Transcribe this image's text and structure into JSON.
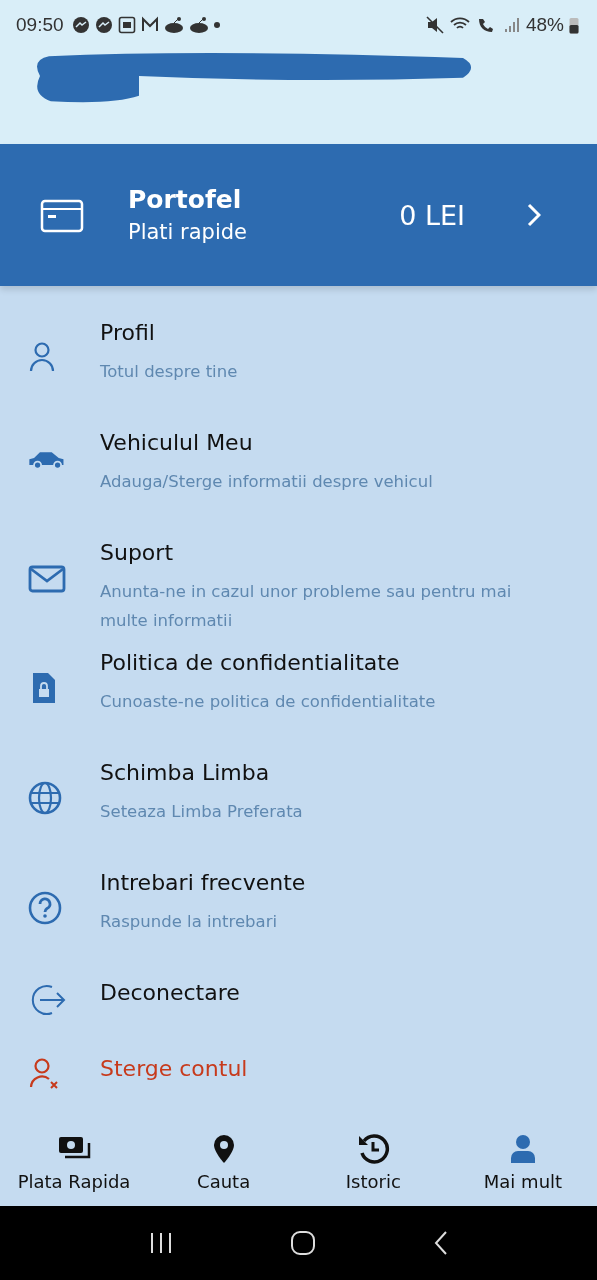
{
  "status_bar": {
    "time": "09:50",
    "battery": "48%"
  },
  "wallet": {
    "title": "Portofel",
    "subtitle": "Plati rapide",
    "balance": "0 LEI"
  },
  "menu": [
    {
      "kind": "normal",
      "title": "Profil",
      "subtitle": "Totul despre tine"
    },
    {
      "kind": "normal",
      "title": "Vehiculul Meu",
      "subtitle": "Adauga/Sterge informatii despre vehicul"
    },
    {
      "kind": "normal",
      "title": "Suport",
      "subtitle": "Anunta-ne in cazul unor probleme sau pentru mai multe informatii"
    },
    {
      "kind": "normal",
      "title": "Politica de confidentialitate",
      "subtitle": "Cunoaste-ne politica de confidentialitate"
    },
    {
      "kind": "normal",
      "title": "Schimba Limba",
      "subtitle": "Seteaza Limba Preferata"
    },
    {
      "kind": "normal",
      "title": "Intrebari frecvente",
      "subtitle": "Raspunde la intrebari"
    },
    {
      "kind": "normal",
      "title": "Deconectare"
    },
    {
      "kind": "danger",
      "title": "Sterge contul"
    }
  ],
  "bottom_nav": [
    {
      "label": "Plata Rapida",
      "selected": false
    },
    {
      "label": "Cauta",
      "selected": false
    },
    {
      "label": "Istoric",
      "selected": false
    },
    {
      "label": "Mai mult",
      "selected": true
    }
  ]
}
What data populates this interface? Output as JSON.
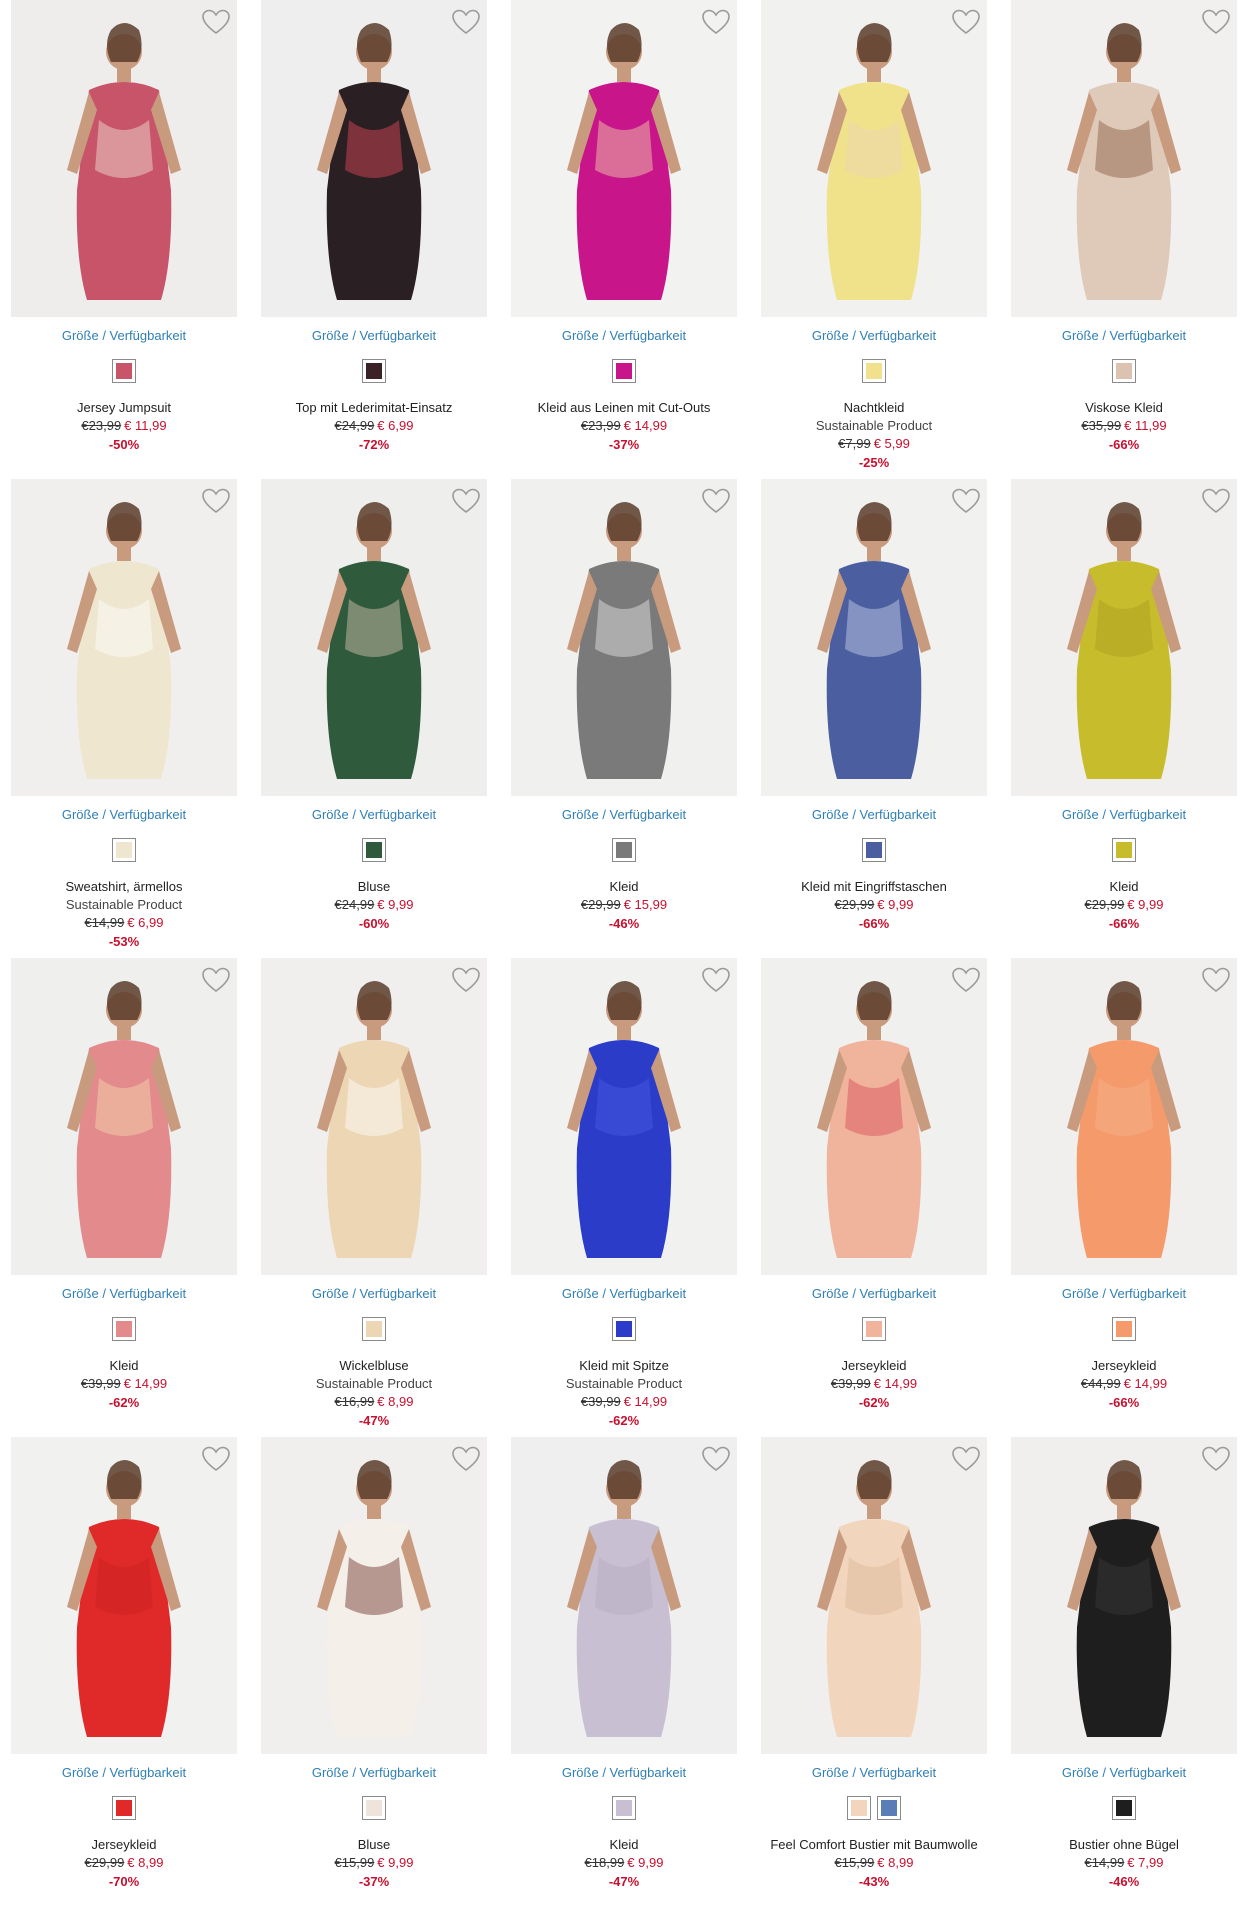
{
  "size_link_label": "Größe / Verfügbarkeit",
  "colors": {
    "link": "#2f7fb5",
    "sale": "#c8102e"
  },
  "products": [
    {
      "name": "Jersey Jumpsuit",
      "sub": "",
      "old": "€23,99",
      "new": "€ 11,99",
      "disc": "-50%",
      "bg": "#efedec",
      "fill": "#c8546a",
      "accent": "#f2e6d6",
      "swatches": [
        "#c8546a"
      ]
    },
    {
      "name": "Top mit Lederimitat-Einsatz",
      "sub": "",
      "old": "€24,99",
      "new": "€ 6,99",
      "disc": "-72%",
      "bg": "#eeeeee",
      "fill": "#2a1f22",
      "accent": "#e5495b",
      "swatches": [
        "#3a2226"
      ]
    },
    {
      "name": "Kleid aus Leinen mit Cut-Outs",
      "sub": "",
      "old": "€23,99",
      "new": "€ 14,99",
      "disc": "-37%",
      "bg": "#f2f2f0",
      "fill": "#c8168a",
      "accent": "#f0d9a8",
      "swatches": [
        "#c8168a"
      ]
    },
    {
      "name": "Nachtkleid",
      "sub": "Sustainable Product",
      "old": "€7,99",
      "new": "€ 5,99",
      "disc": "-25%",
      "bg": "#f1f1f0",
      "fill": "#f0e28a",
      "accent": "#e9d5b4",
      "swatches": [
        "#f2e18c"
      ]
    },
    {
      "name": "Viskose Kleid",
      "sub": "",
      "old": "€35,99",
      "new": "€ 11,99",
      "disc": "-66%",
      "bg": "#f1f0ee",
      "fill": "#dfc9b8",
      "accent": "#8a5a40",
      "swatches": [
        "#dcc2b0"
      ]
    },
    {
      "name": "Sweatshirt, ärmellos",
      "sub": "Sustainable Product",
      "old": "€14,99",
      "new": "€ 6,99",
      "disc": "-53%",
      "bg": "#f0efed",
      "fill": "#efe6cf",
      "accent": "#ffffff",
      "swatches": [
        "#efe6cf"
      ]
    },
    {
      "name": "Bluse",
      "sub": "",
      "old": "€24,99",
      "new": "€ 9,99",
      "disc": "-60%",
      "bg": "#eeeeec",
      "fill": "#2f5a3c",
      "accent": "#e0c8b6",
      "swatches": [
        "#2f5a3c"
      ]
    },
    {
      "name": "Kleid",
      "sub": "",
      "old": "€29,99",
      "new": "€ 15,99",
      "disc": "-46%",
      "bg": "#f0f0ee",
      "fill": "#7a7a7a",
      "accent": "#e8e8e8",
      "swatches": [
        "#7a7a7a"
      ]
    },
    {
      "name": "Kleid mit Eingriffstaschen",
      "sub": "",
      "old": "€29,99",
      "new": "€ 9,99",
      "disc": "-66%",
      "bg": "#f1f1f0",
      "fill": "#4a5ea0",
      "accent": "#cfd5ea",
      "swatches": [
        "#4a5ea0"
      ]
    },
    {
      "name": "Kleid",
      "sub": "",
      "old": "€29,99",
      "new": "€ 9,99",
      "disc": "-66%",
      "bg": "#f0efed",
      "fill": "#c7bd2c",
      "accent": "#a89c20",
      "swatches": [
        "#c7bd2c"
      ]
    },
    {
      "name": "Kleid",
      "sub": "",
      "old": "€39,99",
      "new": "€ 14,99",
      "disc": "-62%",
      "bg": "#efefee",
      "fill": "#e38a8d",
      "accent": "#f1d9ad",
      "swatches": [
        "#e38a8d"
      ]
    },
    {
      "name": "Wickelbluse",
      "sub": "Sustainable Product",
      "old": "€16,99",
      "new": "€ 8,99",
      "disc": "-47%",
      "bg": "#f0efed",
      "fill": "#ecd6b4",
      "accent": "#ffffff",
      "swatches": [
        "#ecd6b4"
      ]
    },
    {
      "name": "Kleid mit Spitze",
      "sub": "Sustainable Product",
      "old": "€39,99",
      "new": "€ 14,99",
      "disc": "-62%",
      "bg": "#f1f1f0",
      "fill": "#2b3dc8",
      "accent": "#4a5be0",
      "swatches": [
        "#2b3dc8"
      ]
    },
    {
      "name": "Jerseykleid",
      "sub": "",
      "old": "€39,99",
      "new": "€ 14,99",
      "disc": "-62%",
      "bg": "#f0f0ee",
      "fill": "#f0b49c",
      "accent": "#d84a58",
      "swatches": [
        "#f0b49c"
      ]
    },
    {
      "name": "Jerseykleid",
      "sub": "",
      "old": "€44,99",
      "new": "€ 14,99",
      "disc": "-66%",
      "bg": "#f0efed",
      "fill": "#f49a6b",
      "accent": "#f7b48e",
      "swatches": [
        "#f49a6b"
      ]
    },
    {
      "name": "Jerseykleid",
      "sub": "",
      "old": "€29,99",
      "new": "€ 8,99",
      "disc": "-70%",
      "bg": "#f1f1f0",
      "fill": "#e02a2a",
      "accent": "#c81e1e",
      "swatches": [
        "#e02a2a"
      ]
    },
    {
      "name": "Bluse",
      "sub": "",
      "old": "€15,99",
      "new": "€ 9,99",
      "disc": "-37%",
      "bg": "#f0efed",
      "fill": "#f4efe8",
      "accent": "#6a2e28",
      "swatches": [
        "#efe4dc"
      ]
    },
    {
      "name": "Kleid",
      "sub": "",
      "old": "€18,99",
      "new": "€ 9,99",
      "disc": "-47%",
      "bg": "#efefef",
      "fill": "#c8bfd2",
      "accent": "#b3aac0",
      "swatches": [
        "#c8bfd2"
      ]
    },
    {
      "name": "Feel Comfort Bustier mit Baumwolle",
      "sub": "",
      "old": "€15,99",
      "new": "€ 8,99",
      "disc": "-43%",
      "bg": "#f1efed",
      "fill": "#f2d5bd",
      "accent": "#d9b79a",
      "swatches": [
        "#f2d5bd",
        "#5a7db8"
      ]
    },
    {
      "name": "Bustier ohne Bügel",
      "sub": "",
      "old": "€14,99",
      "new": "€ 7,99",
      "disc": "-46%",
      "bg": "#f0efed",
      "fill": "#1e1e1e",
      "accent": "#3a3a3a",
      "swatches": [
        "#1e1e1e"
      ]
    }
  ]
}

• **Direction**: Omit every image. Quote each record exactly.

• **Answer to the problem**:
Transcribe this image's text and structure into JSON.
{
  "status_bar": {
    "time": "09:50",
    "battery": "48%"
  },
  "wallet": {
    "title": "Portofel",
    "subtitle": "Plati rapide",
    "balance": "0 LEI"
  },
  "menu": [
    {
      "kind": "normal",
      "title": "Profil",
      "subtitle": "Totul despre tine"
    },
    {
      "kind": "normal",
      "title": "Vehiculul Meu",
      "subtitle": "Adauga/Sterge informatii despre vehicul"
    },
    {
      "kind": "normal",
      "title": "Suport",
      "subtitle": "Anunta-ne in cazul unor probleme sau pentru mai multe informatii"
    },
    {
      "kind": "normal",
      "title": "Politica de confidentialitate",
      "subtitle": "Cunoaste-ne politica de confidentialitate"
    },
    {
      "kind": "normal",
      "title": "Schimba Limba",
      "subtitle": "Seteaza Limba Preferata"
    },
    {
      "kind": "normal",
      "title": "Intrebari frecvente",
      "subtitle": "Raspunde la intrebari"
    },
    {
      "kind": "normal",
      "title": "Deconectare"
    },
    {
      "kind": "danger",
      "title": "Sterge contul"
    }
  ],
  "bottom_nav": [
    {
      "label": "Plata Rapida",
      "selected": false
    },
    {
      "label": "Cauta",
      "selected": false
    },
    {
      "label": "Istoric",
      "selected": false
    },
    {
      "label": "Mai mult",
      "selected": true
    }
  ]
}
What data populates this interface? Output as JSON.
{
  "size_link_label": "Größe / Verfügbarkeit",
  "colors": {
    "link": "#2f7fb5",
    "sale": "#c8102e"
  },
  "products": [
    {
      "name": "Jersey Jumpsuit",
      "sub": "",
      "old": "€23,99",
      "new": "€ 11,99",
      "disc": "-50%",
      "bg": "#efedec",
      "fill": "#c8546a",
      "accent": "#f2e6d6",
      "swatches": [
        "#c8546a"
      ]
    },
    {
      "name": "Top mit Lederimitat-Einsatz",
      "sub": "",
      "old": "€24,99",
      "new": "€ 6,99",
      "disc": "-72%",
      "bg": "#eeeeee",
      "fill": "#2a1f22",
      "accent": "#e5495b",
      "swatches": [
        "#3a2226"
      ]
    },
    {
      "name": "Kleid aus Leinen mit Cut-Outs",
      "sub": "",
      "old": "€23,99",
      "new": "€ 14,99",
      "disc": "-37%",
      "bg": "#f2f2f0",
      "fill": "#c8168a",
      "accent": "#f0d9a8",
      "swatches": [
        "#c8168a"
      ]
    },
    {
      "name": "Nachtkleid",
      "sub": "Sustainable Product",
      "old": "€7,99",
      "new": "€ 5,99",
      "disc": "-25%",
      "bg": "#f1f1f0",
      "fill": "#f0e28a",
      "accent": "#e9d5b4",
      "swatches": [
        "#f2e18c"
      ]
    },
    {
      "name": "Viskose Kleid",
      "sub": "",
      "old": "€35,99",
      "new": "€ 11,99",
      "disc": "-66%",
      "bg": "#f1f0ee",
      "fill": "#dfc9b8",
      "accent": "#8a5a40",
      "swatches": [
        "#dcc2b0"
      ]
    },
    {
      "name": "Sweatshirt, ärmellos",
      "sub": "Sustainable Product",
      "old": "€14,99",
      "new": "€ 6,99",
      "disc": "-53%",
      "bg": "#f0efed",
      "fill": "#efe6cf",
      "accent": "#ffffff",
      "swatches": [
        "#efe6cf"
      ]
    },
    {
      "name": "Bluse",
      "sub": "",
      "old": "€24,99",
      "new": "€ 9,99",
      "disc": "-60%",
      "bg": "#eeeeec",
      "fill": "#2f5a3c",
      "accent": "#e0c8b6",
      "swatches": [
        "#2f5a3c"
      ]
    },
    {
      "name": "Kleid",
      "sub": "",
      "old": "€29,99",
      "new": "€ 15,99",
      "disc": "-46%",
      "bg": "#f0f0ee",
      "fill": "#7a7a7a",
      "accent": "#e8e8e8",
      "swatches": [
        "#7a7a7a"
      ]
    },
    {
      "name": "Kleid mit Eingriffstaschen",
      "sub": "",
      "old": "€29,99",
      "new": "€ 9,99",
      "disc": "-66%",
      "bg": "#f1f1f0",
      "fill": "#4a5ea0",
      "accent": "#cfd5ea",
      "swatches": [
        "#4a5ea0"
      ]
    },
    {
      "name": "Kleid",
      "sub": "",
      "old": "€29,99",
      "new": "€ 9,99",
      "disc": "-66%",
      "bg": "#f0efed",
      "fill": "#c7bd2c",
      "accent": "#a89c20",
      "swatches": [
        "#c7bd2c"
      ]
    },
    {
      "name": "Kleid",
      "sub": "",
      "old": "€39,99",
      "new": "€ 14,99",
      "disc": "-62%",
      "bg": "#efefee",
      "fill": "#e38a8d",
      "accent": "#f1d9ad",
      "swatches": [
        "#e38a8d"
      ]
    },
    {
      "name": "Wickelbluse",
      "sub": "Sustainable Product",
      "old": "€16,99",
      "new": "€ 8,99",
      "disc": "-47%",
      "bg": "#f0efed",
      "fill": "#ecd6b4",
      "accent": "#ffffff",
      "swatches": [
        "#ecd6b4"
      ]
    },
    {
      "name": "Kleid mit Spitze",
      "sub": "Sustainable Product",
      "old": "€39,99",
      "new": "€ 14,99",
      "disc": "-62%",
      "bg": "#f1f1f0",
      "fill": "#2b3dc8",
      "accent": "#4a5be0",
      "swatches": [
        "#2b3dc8"
      ]
    },
    {
      "name": "Jerseykleid",
      "sub": "",
      "old": "€39,99",
      "new": "€ 14,99",
      "disc": "-62%",
      "bg": "#f0f0ee",
      "fill": "#f0b49c",
      "accent": "#d84a58",
      "swatches": [
        "#f0b49c"
      ]
    },
    {
      "name": "Jerseykleid",
      "sub": "",
      "old": "€44,99",
      "new": "€ 14,99",
      "disc": "-66%",
      "bg": "#f0efed",
      "fill": "#f49a6b",
      "accent": "#f7b48e",
      "swatches": [
        "#f49a6b"
      ]
    },
    {
      "name": "Jerseykleid",
      "sub": "",
      "old": "€29,99",
      "new": "€ 8,99",
      "disc": "-70%",
      "bg": "#f1f1f0",
      "fill": "#e02a2a",
      "accent": "#c81e1e",
      "swatches": [
        "#e02a2a"
      ]
    },
    {
      "name": "Bluse",
      "sub": "",
      "old": "€15,99",
      "new": "€ 9,99",
      "disc": "-37%",
      "bg": "#f0efed",
      "fill": "#f4efe8",
      "accent": "#6a2e28",
      "swatches": [
        "#efe4dc"
      ]
    },
    {
      "name": "Kleid",
      "sub": "",
      "old": "€18,99",
      "new": "€ 9,99",
      "disc": "-47%",
      "bg": "#efefef",
      "fill": "#c8bfd2",
      "accent": "#b3aac0",
      "swatches": [
        "#c8bfd2"
      ]
    },
    {
      "name": "Feel Comfort Bustier mit Baumwolle",
      "sub": "",
      "old": "€15,99",
      "new": "€ 8,99",
      "disc": "-43%",
      "bg": "#f1efed",
      "fill": "#f2d5bd",
      "accent": "#d9b79a",
      "swatches": [
        "#f2d5bd",
        "#5a7db8"
      ]
    },
    {
      "name": "Bustier ohne Bügel",
      "sub": "",
      "old": "€14,99",
      "new": "€ 7,99",
      "disc": "-46%",
      "bg": "#f0efed",
      "fill": "#1e1e1e",
      "accent": "#3a3a3a",
      "swatches": [
        "#1e1e1e"
      ]
    }
  ]
}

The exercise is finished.